▸ **Exercise aim**: Go through the records and show each line where the word "literatur" occurs.

----

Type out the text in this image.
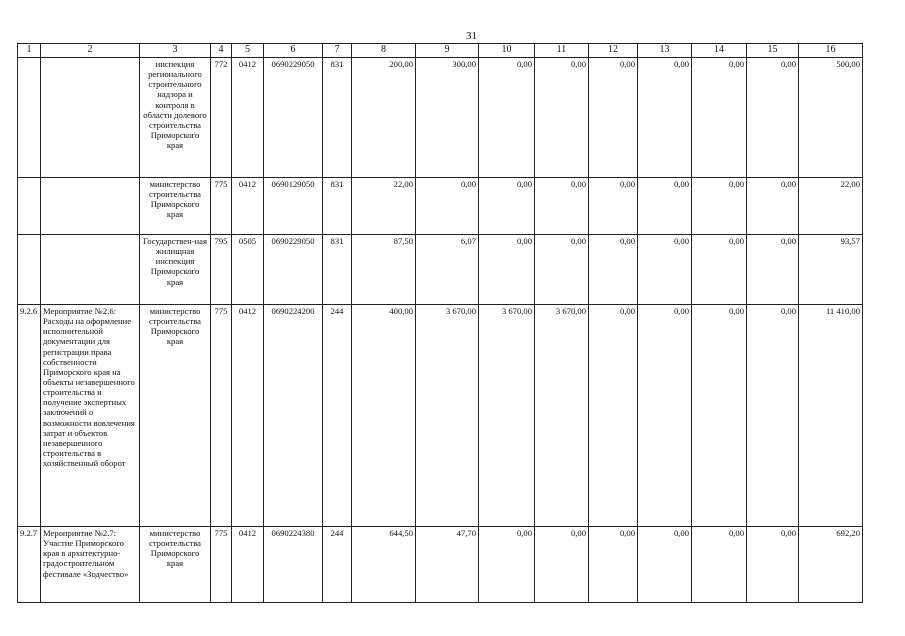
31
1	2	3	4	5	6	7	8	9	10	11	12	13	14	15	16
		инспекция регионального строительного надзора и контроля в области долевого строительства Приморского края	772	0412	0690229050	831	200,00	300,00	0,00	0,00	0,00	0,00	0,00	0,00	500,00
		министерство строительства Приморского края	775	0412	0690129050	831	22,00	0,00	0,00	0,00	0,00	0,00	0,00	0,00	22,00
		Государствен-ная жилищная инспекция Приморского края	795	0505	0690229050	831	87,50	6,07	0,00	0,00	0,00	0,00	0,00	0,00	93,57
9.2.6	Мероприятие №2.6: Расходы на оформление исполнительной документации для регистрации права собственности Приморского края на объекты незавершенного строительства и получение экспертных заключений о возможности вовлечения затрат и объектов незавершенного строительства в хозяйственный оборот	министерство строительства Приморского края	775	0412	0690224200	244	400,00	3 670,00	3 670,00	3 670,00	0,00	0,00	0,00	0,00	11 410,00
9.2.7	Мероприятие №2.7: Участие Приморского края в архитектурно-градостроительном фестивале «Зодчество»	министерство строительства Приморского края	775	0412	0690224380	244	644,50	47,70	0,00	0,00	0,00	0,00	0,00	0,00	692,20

----

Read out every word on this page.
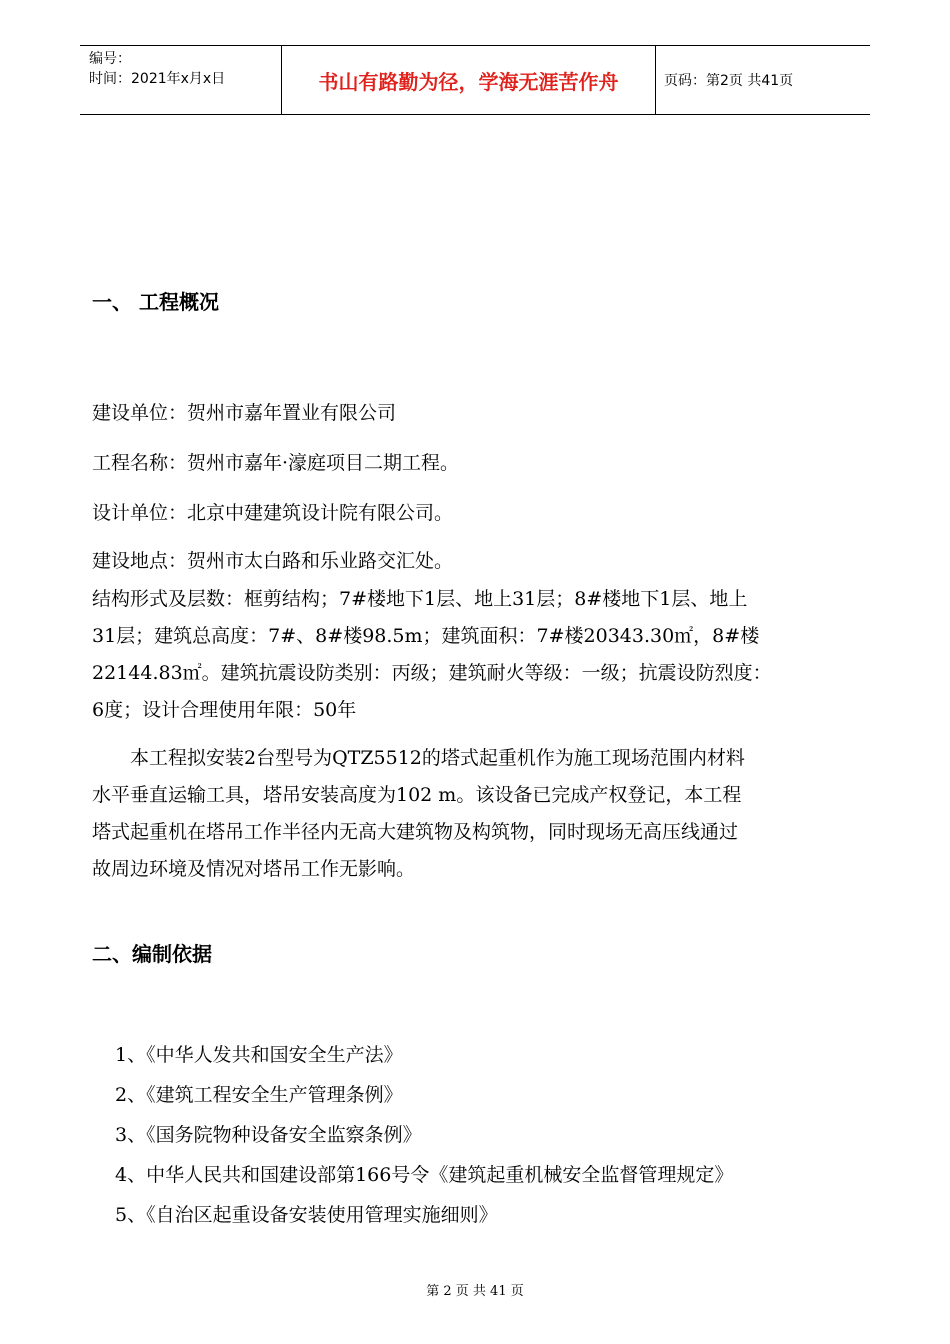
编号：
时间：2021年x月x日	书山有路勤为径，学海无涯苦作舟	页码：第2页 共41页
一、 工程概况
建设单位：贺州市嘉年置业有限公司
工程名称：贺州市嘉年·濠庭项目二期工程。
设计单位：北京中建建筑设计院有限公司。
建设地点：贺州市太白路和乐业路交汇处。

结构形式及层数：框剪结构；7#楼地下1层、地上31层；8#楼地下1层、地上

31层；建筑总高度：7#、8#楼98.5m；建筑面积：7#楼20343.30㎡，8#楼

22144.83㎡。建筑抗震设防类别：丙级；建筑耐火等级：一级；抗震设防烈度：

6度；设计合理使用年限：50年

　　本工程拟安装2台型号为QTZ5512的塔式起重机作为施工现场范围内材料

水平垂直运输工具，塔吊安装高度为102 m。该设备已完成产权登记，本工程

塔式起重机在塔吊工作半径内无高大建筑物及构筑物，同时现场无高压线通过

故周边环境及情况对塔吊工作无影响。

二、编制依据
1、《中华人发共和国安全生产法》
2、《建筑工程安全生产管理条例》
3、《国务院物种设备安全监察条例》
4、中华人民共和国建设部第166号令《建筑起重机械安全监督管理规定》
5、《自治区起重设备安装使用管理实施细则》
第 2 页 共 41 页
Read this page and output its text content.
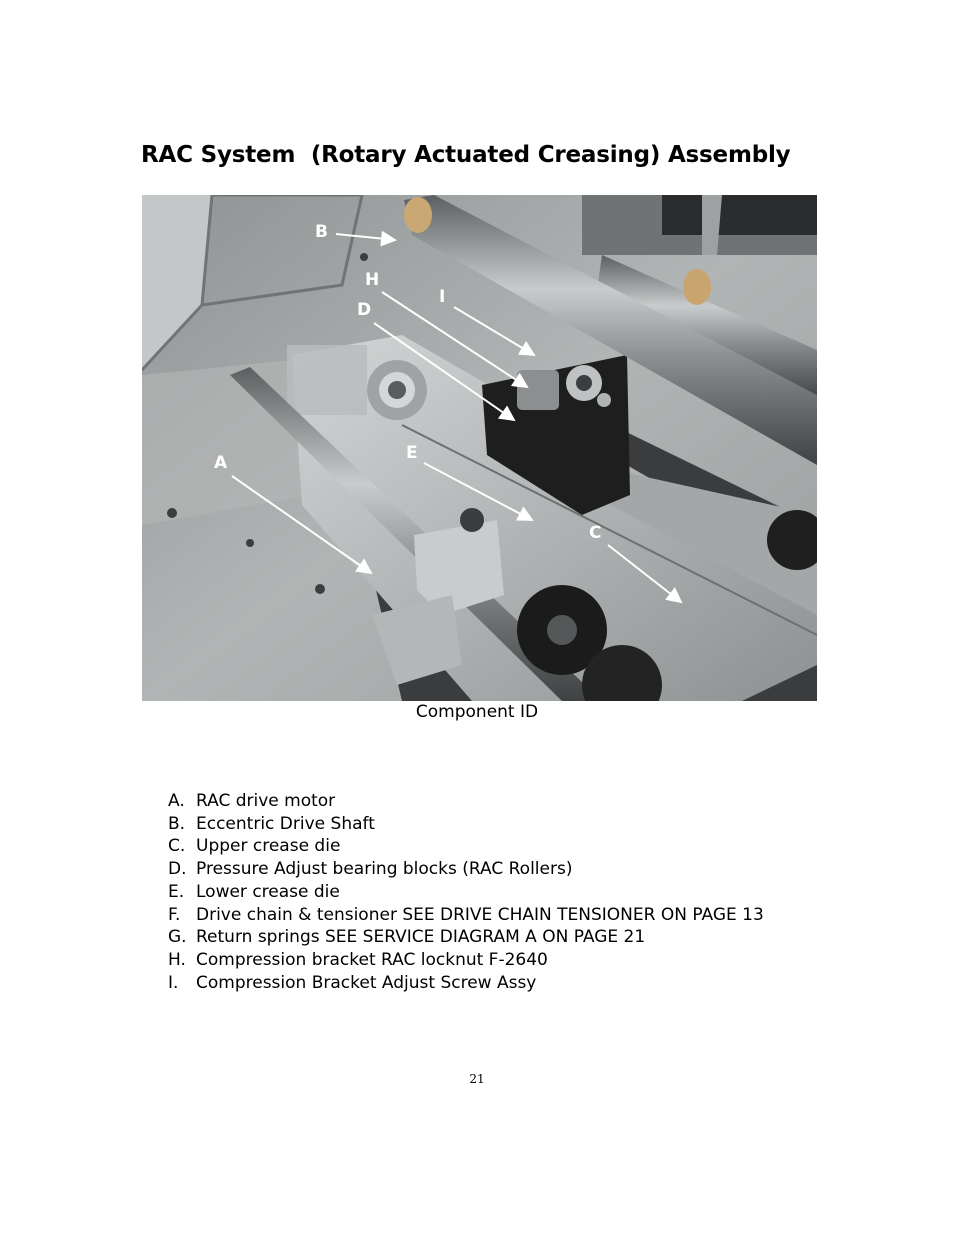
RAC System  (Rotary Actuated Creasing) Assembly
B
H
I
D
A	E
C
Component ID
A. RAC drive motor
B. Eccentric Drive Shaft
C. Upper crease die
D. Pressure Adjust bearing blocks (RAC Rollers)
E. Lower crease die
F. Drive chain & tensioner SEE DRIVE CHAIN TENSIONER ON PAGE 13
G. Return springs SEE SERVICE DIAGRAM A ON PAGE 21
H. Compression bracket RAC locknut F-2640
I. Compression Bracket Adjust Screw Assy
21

----

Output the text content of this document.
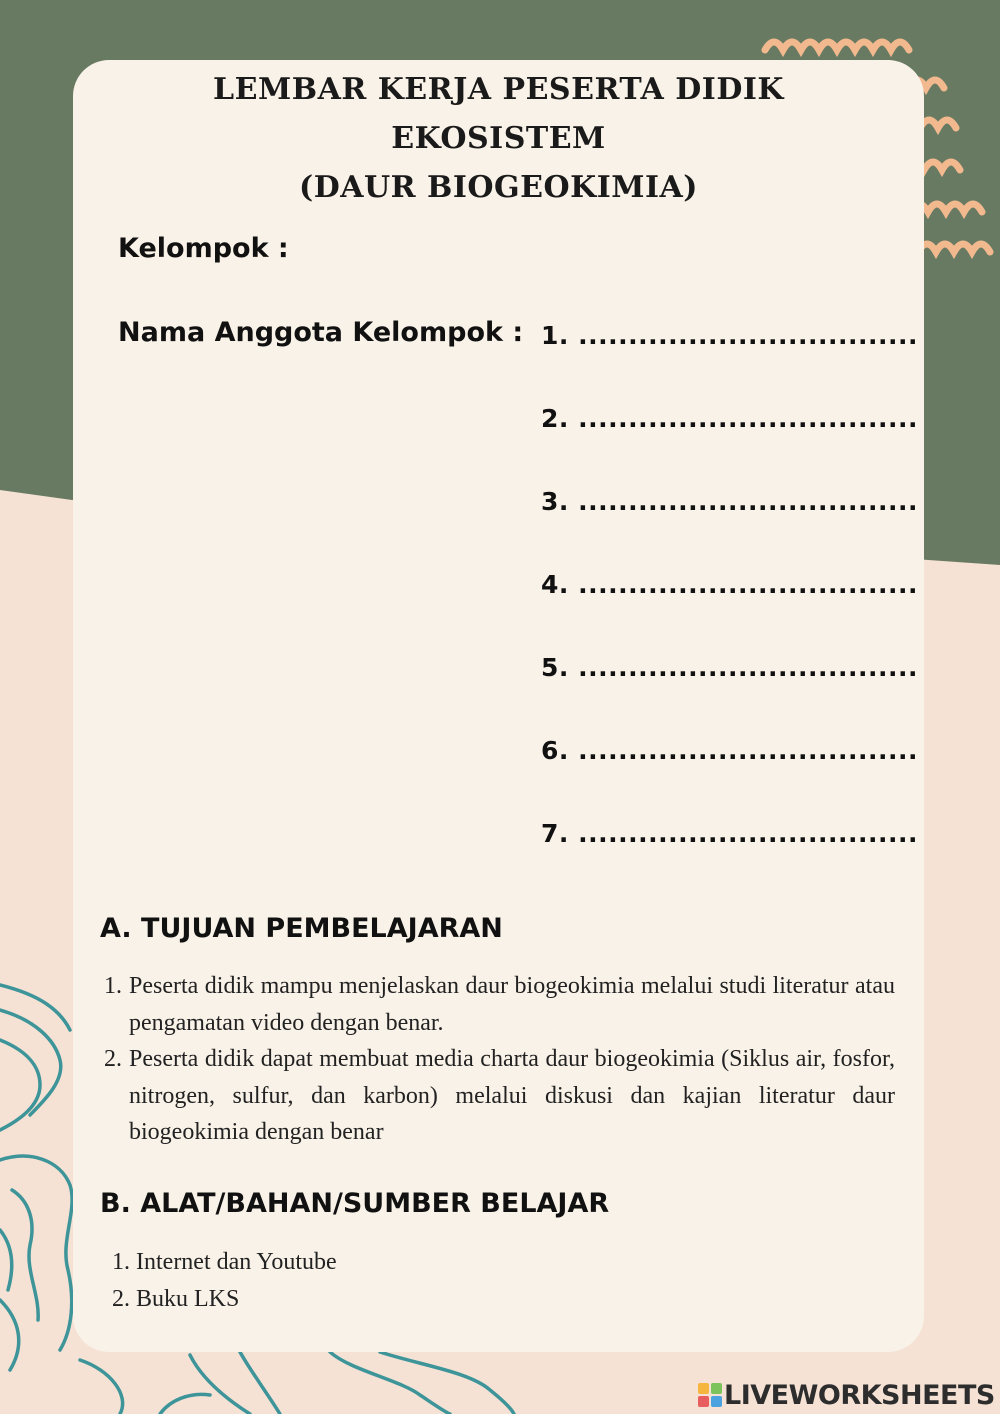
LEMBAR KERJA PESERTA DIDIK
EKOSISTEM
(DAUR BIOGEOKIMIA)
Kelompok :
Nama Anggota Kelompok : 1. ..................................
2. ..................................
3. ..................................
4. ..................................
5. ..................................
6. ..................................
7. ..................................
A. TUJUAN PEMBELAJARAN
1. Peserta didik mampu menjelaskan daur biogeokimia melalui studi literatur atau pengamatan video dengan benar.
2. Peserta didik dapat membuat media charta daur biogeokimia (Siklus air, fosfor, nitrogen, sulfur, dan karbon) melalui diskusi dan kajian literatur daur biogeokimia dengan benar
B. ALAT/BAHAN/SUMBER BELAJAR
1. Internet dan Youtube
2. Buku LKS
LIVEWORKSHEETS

----

▸ **Solution for this exercise**:
1. Peserta didik mampu menjelaskan daur biogeokimia melalui studi literatur atau pengamatan video dengan benar.
2. Peserta didik dapat membuat media charta daur biogeokimia (Siklus air, fosfor, nitrogen, sulfur, dan karbon) melalui diskusi dan kajian literatur daur biogeokimia dengan benar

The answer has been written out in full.